───── Data provided ─────

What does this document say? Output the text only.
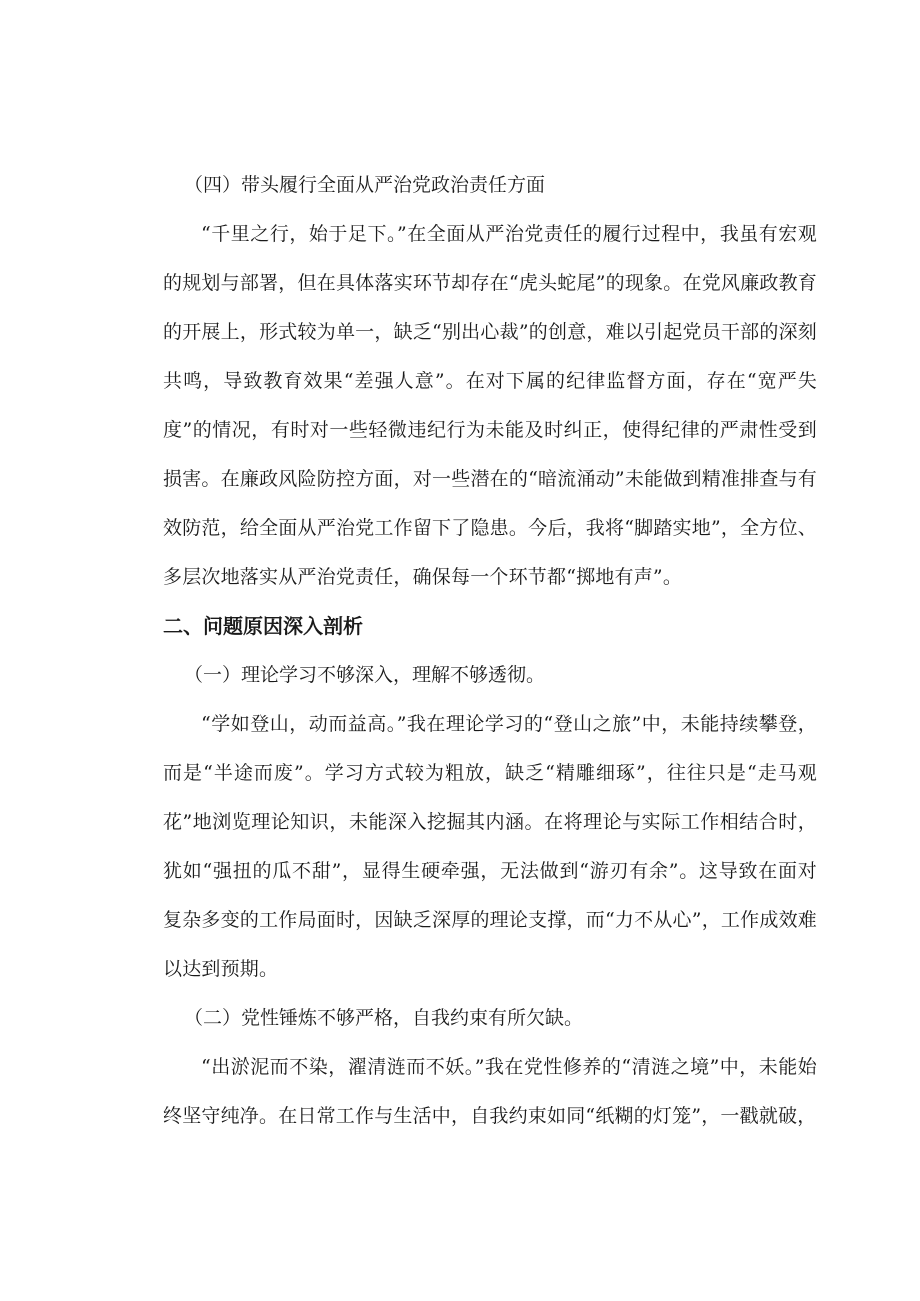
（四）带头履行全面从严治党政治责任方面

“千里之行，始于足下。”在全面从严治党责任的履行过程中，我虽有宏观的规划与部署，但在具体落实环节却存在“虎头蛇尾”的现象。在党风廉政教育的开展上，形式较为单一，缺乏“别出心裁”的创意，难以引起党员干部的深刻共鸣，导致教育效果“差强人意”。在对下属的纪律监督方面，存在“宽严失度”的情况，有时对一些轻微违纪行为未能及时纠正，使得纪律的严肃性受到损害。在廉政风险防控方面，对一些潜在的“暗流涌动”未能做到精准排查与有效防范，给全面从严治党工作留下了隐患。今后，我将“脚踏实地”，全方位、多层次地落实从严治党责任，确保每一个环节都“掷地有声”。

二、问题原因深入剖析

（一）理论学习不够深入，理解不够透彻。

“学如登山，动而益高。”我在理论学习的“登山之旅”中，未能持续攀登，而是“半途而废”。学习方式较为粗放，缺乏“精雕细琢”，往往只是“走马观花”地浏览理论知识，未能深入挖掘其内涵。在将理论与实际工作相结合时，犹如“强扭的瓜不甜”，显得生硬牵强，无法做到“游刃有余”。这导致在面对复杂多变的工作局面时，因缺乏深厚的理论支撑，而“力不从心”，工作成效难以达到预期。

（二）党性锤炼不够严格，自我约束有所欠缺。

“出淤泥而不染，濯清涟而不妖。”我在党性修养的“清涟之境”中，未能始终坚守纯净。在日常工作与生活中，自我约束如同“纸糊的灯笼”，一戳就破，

─────

### Short task:
Without the pictures, repeat all the records word for word.

### Reply to the task:
What does this document say? Output the text only.
（四）带头履行全面从严治党政治责任方面

“千里之行，始于足下。”在全面从严治党责任的履行过程中，我虽有宏观的规划与部署，但在具体落实环节却存在“虎头蛇尾”的现象。在党风廉政教育的开展上，形式较为单一，缺乏“别出心裁”的创意，难以引起党员干部的深刻共鸣，导致教育效果“差强人意”。在对下属的纪律监督方面，存在“宽严失度”的情况，有时对一些轻微违纪行为未能及时纠正，使得纪律的严肃性受到损害。在廉政风险防控方面，对一些潜在的“暗流涌动”未能做到精准排查与有效防范，给全面从严治党工作留下了隐患。今后，我将“脚踏实地”，全方位、多层次地落实从严治党责任，确保每一个环节都“掷地有声”。

二、问题原因深入剖析

（一）理论学习不够深入，理解不够透彻。

“学如登山，动而益高。”我在理论学习的“登山之旅”中，未能持续攀登，而是“半途而废”。学习方式较为粗放，缺乏“精雕细琢”，往往只是“走马观花”地浏览理论知识，未能深入挖掘其内涵。在将理论与实际工作相结合时，犹如“强扭的瓜不甜”，显得生硬牵强，无法做到“游刃有余”。这导致在面对复杂多变的工作局面时，因缺乏深厚的理论支撑，而“力不从心”，工作成效难以达到预期。

（二）党性锤炼不够严格，自我约束有所欠缺。

“出淤泥而不染，濯清涟而不妖。”我在党性修养的“清涟之境”中，未能始终坚守纯净。在日常工作与生活中，自我约束如同“纸糊的灯笼”，一戳就破，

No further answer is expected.